▸ **MATERIAL FOR THIS TASK**:
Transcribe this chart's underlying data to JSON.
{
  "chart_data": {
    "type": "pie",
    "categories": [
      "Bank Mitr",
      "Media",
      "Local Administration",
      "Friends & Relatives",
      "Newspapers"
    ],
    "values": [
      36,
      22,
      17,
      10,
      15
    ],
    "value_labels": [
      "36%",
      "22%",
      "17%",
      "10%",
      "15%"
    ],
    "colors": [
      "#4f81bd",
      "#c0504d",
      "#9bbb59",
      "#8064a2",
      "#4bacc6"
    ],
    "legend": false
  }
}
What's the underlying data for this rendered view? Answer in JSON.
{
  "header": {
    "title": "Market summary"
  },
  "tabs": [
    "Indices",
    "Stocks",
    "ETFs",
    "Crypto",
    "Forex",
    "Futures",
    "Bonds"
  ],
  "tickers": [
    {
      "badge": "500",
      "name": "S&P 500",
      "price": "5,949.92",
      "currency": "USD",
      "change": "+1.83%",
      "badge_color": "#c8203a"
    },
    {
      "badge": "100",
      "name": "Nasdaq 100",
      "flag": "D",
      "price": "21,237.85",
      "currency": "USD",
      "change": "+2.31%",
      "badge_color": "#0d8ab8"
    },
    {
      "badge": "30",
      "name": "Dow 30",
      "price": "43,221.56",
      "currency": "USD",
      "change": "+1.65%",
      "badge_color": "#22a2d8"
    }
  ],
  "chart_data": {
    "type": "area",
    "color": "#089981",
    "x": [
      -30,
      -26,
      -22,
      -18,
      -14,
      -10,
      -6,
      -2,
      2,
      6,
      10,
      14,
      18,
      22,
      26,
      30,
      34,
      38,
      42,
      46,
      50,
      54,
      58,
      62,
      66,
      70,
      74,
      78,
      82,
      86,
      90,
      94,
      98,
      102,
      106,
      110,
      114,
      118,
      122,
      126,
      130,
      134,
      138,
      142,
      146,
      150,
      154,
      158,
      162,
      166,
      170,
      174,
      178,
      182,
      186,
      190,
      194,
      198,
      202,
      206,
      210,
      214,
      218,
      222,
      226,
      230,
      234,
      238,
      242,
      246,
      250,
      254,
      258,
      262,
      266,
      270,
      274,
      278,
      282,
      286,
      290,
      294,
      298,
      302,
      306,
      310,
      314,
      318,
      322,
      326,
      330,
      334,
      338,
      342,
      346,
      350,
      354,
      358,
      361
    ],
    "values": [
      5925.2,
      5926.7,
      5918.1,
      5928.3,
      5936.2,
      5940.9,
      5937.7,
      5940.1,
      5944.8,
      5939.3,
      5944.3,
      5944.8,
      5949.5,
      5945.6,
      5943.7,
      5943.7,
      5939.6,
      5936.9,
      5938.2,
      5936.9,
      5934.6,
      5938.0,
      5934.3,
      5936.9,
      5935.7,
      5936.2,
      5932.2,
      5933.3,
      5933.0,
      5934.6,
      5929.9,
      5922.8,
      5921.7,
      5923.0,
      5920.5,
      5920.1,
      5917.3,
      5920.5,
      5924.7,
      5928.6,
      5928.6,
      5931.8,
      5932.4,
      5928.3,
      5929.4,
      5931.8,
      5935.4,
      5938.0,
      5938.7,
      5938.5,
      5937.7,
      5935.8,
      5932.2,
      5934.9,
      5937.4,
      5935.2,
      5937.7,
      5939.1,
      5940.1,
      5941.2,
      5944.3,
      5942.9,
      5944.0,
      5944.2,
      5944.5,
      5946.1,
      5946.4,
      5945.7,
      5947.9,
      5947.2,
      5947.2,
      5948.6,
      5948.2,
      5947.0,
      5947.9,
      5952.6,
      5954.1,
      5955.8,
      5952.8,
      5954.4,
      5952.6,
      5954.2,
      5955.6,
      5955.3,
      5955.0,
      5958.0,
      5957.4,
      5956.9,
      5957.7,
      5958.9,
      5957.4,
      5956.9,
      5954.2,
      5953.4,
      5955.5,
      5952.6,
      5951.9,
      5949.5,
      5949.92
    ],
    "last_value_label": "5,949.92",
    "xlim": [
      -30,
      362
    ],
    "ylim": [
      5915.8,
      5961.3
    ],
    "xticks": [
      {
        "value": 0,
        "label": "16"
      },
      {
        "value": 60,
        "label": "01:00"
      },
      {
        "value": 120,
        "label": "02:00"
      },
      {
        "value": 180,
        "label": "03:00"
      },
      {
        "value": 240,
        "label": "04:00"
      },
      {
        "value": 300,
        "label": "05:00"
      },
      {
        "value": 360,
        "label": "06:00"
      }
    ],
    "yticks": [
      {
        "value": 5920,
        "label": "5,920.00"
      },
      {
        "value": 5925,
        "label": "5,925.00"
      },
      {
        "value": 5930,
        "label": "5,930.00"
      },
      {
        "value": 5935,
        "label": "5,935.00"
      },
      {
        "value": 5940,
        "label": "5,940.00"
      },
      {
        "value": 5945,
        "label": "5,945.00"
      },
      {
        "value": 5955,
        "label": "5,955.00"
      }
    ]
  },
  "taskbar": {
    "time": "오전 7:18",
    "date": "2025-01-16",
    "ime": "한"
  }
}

==

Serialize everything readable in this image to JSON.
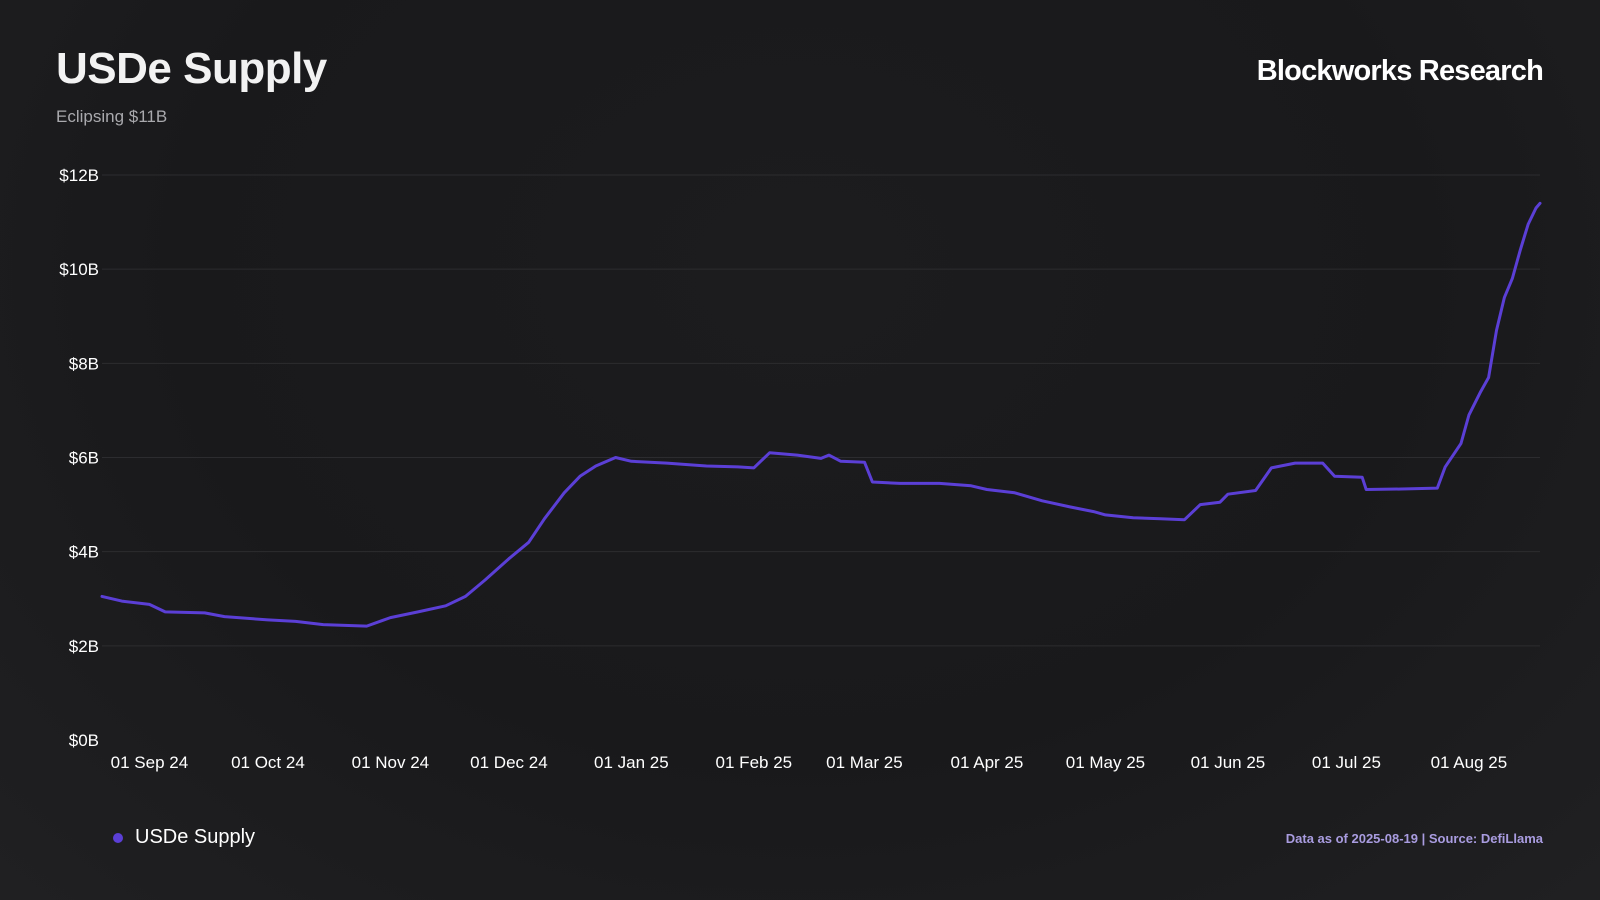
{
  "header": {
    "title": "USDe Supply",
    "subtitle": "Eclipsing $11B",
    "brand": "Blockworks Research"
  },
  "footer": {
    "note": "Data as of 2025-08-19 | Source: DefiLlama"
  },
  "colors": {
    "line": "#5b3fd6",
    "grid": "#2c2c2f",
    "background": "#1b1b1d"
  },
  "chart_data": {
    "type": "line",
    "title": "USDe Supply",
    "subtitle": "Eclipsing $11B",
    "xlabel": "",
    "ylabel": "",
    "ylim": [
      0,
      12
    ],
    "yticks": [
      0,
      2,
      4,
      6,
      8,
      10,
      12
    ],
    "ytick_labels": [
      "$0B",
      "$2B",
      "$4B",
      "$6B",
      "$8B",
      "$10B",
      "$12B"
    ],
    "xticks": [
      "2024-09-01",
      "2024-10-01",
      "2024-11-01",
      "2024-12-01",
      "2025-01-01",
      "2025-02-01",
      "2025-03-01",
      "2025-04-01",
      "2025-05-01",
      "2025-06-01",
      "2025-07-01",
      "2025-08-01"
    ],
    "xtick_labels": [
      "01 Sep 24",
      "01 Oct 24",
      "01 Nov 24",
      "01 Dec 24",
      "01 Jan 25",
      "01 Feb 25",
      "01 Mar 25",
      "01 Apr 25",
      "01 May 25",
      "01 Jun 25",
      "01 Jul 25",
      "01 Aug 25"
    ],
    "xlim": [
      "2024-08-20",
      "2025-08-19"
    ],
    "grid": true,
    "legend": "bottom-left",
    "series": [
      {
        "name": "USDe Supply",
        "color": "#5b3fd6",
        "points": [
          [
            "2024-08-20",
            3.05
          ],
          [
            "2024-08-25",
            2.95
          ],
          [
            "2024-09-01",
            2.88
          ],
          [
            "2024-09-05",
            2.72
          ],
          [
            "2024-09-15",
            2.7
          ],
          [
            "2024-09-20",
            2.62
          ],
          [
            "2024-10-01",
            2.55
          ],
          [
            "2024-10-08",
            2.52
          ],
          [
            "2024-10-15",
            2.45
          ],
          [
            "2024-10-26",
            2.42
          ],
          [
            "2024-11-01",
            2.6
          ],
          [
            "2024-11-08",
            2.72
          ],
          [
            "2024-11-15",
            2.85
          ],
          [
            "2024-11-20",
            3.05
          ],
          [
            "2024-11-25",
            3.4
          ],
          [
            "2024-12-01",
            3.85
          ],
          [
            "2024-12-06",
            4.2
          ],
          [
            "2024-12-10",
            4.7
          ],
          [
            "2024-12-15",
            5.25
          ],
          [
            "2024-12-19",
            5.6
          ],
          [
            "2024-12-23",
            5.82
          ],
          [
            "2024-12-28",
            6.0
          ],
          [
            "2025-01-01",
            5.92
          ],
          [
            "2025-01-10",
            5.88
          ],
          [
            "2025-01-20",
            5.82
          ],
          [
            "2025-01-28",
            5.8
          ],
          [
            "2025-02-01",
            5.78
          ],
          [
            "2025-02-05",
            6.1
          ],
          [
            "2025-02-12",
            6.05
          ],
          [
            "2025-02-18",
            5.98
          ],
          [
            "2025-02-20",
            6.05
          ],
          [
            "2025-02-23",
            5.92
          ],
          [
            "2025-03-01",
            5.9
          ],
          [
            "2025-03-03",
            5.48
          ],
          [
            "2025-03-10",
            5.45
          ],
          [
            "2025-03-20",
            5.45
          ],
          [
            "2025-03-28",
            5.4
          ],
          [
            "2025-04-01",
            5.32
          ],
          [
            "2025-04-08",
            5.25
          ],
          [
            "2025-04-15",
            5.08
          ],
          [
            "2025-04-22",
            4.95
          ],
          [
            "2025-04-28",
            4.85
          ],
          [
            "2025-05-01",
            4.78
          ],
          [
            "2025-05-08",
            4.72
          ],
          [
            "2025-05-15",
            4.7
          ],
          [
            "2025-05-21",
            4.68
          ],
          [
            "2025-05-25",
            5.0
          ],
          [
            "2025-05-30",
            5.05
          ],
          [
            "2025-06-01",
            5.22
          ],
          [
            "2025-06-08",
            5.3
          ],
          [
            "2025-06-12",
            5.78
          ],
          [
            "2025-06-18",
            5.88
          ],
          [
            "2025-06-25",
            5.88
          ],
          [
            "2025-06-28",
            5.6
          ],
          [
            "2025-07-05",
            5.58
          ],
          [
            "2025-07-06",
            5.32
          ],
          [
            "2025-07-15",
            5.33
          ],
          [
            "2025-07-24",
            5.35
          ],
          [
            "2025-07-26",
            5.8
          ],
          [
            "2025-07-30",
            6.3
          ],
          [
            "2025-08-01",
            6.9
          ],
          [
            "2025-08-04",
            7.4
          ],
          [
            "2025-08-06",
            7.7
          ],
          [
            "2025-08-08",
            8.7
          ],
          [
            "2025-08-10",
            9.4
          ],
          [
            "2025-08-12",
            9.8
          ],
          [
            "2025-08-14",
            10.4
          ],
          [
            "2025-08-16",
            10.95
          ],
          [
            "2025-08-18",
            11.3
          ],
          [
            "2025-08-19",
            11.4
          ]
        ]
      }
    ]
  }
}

▸ **YOUR OBJECTIVE**: Search the lines for the string "underlying" and copy every line that has it.

▸ **OUTPUT OF THE EXERCISE**:
Transcribe this chart's underlying data to JSON.
What's the underlying data for this rendered view? Answer in JSON.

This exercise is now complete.